*** Data to process

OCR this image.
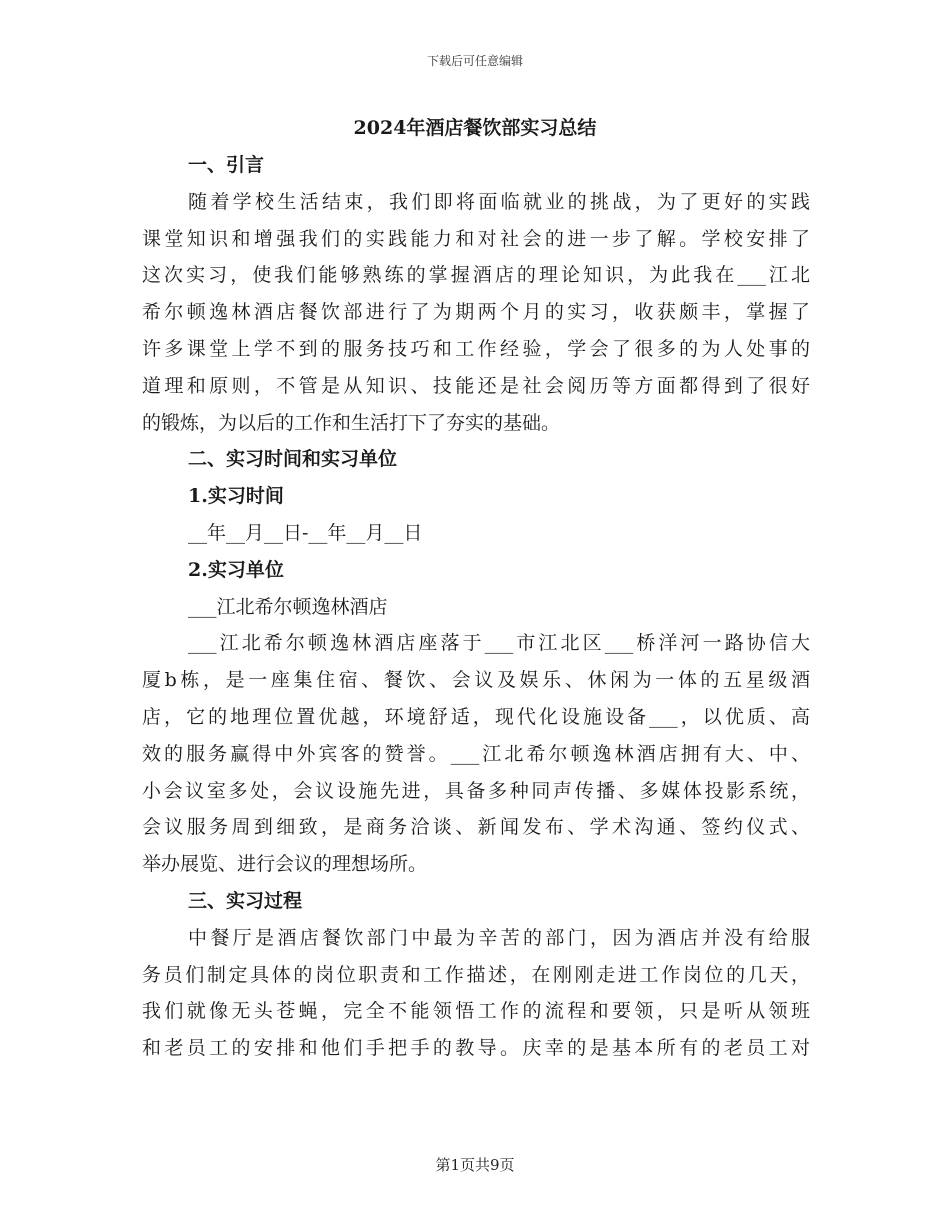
下载后可任意编辑
2024年酒店餐饮部实习总结
一、引言
随着学校生活结束，我们即将面临就业的挑战，为了更好的实践
课堂知识和增强我们的实践能力和对社会的进一步了解。学校安排了
这次实习，使我们能够熟练的掌握酒店的理论知识，为此我在___江北
希尔顿逸林酒店餐饮部进行了为期两个月的实习，收获颇丰，掌握了
许多课堂上学不到的服务技巧和工作经验，学会了很多的为人处事的
道理和原则，不管是从知识、技能还是社会阅历等方面都得到了很好
的锻炼，为以后的工作和生活打下了夯实的基础。
二、实习时间和实习单位
1.实习时间
__年__月__日-__年__月__日
2.实习单位
___江北希尔顿逸林酒店
___江北希尔顿逸林酒店座落于___市江北区___桥洋河一路协信大
厦b栋，是一座集住宿、餐饮、会议及娱乐、休闲为一体的五星级酒
店，它的地理位置优越，环境舒适，现代化设施设备___，以优质、高
效的服务赢得中外宾客的赞誉。___江北希尔顿逸林酒店拥有大、中、
小会议室多处，会议设施先进，具备多种同声传播、多媒体投影系统，
会议服务周到细致，是商务洽谈、新闻发布、学术沟通、签约仪式、
举办展览、进行会议的理想场所。
三、实习过程
中餐厅是酒店餐饮部门中最为辛苦的部门，因为酒店并没有给服
务员们制定具体的岗位职责和工作描述，在刚刚走进工作岗位的几天，
我们就像无头苍蝇，完全不能领悟工作的流程和要领，只是听从领班
和老员工的安排和他们手把手的教导。庆幸的是基本所有的老员工对
第1页共9页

******

Work instructions → Copy out all of the data word for word. Do not carry over any picture.

Problem solution →
OCR this image.
下载后可任意编辑
2024年酒店餐饮部实习总结
一、引言
随着学校生活结束，我们即将面临就业的挑战，为了更好的实践
课堂知识和增强我们的实践能力和对社会的进一步了解。学校安排了
这次实习，使我们能够熟练的掌握酒店的理论知识，为此我在___江北
希尔顿逸林酒店餐饮部进行了为期两个月的实习，收获颇丰，掌握了
许多课堂上学不到的服务技巧和工作经验，学会了很多的为人处事的
道理和原则，不管是从知识、技能还是社会阅历等方面都得到了很好
的锻炼，为以后的工作和生活打下了夯实的基础。
二、实习时间和实习单位
1.实习时间
__年__月__日-__年__月__日
2.实习单位
___江北希尔顿逸林酒店
___江北希尔顿逸林酒店座落于___市江北区___桥洋河一路协信大
厦b栋，是一座集住宿、餐饮、会议及娱乐、休闲为一体的五星级酒
店，它的地理位置优越，环境舒适，现代化设施设备___，以优质、高
效的服务赢得中外宾客的赞誉。___江北希尔顿逸林酒店拥有大、中、
小会议室多处，会议设施先进，具备多种同声传播、多媒体投影系统，
会议服务周到细致，是商务洽谈、新闻发布、学术沟通、签约仪式、
举办展览、进行会议的理想场所。
三、实习过程
中餐厅是酒店餐饮部门中最为辛苦的部门，因为酒店并没有给服
务员们制定具体的岗位职责和工作描述，在刚刚走进工作岗位的几天，
我们就像无头苍蝇，完全不能领悟工作的流程和要领，只是听从领班
和老员工的安排和他们手把手的教导。庆幸的是基本所有的老员工对
第1页共9页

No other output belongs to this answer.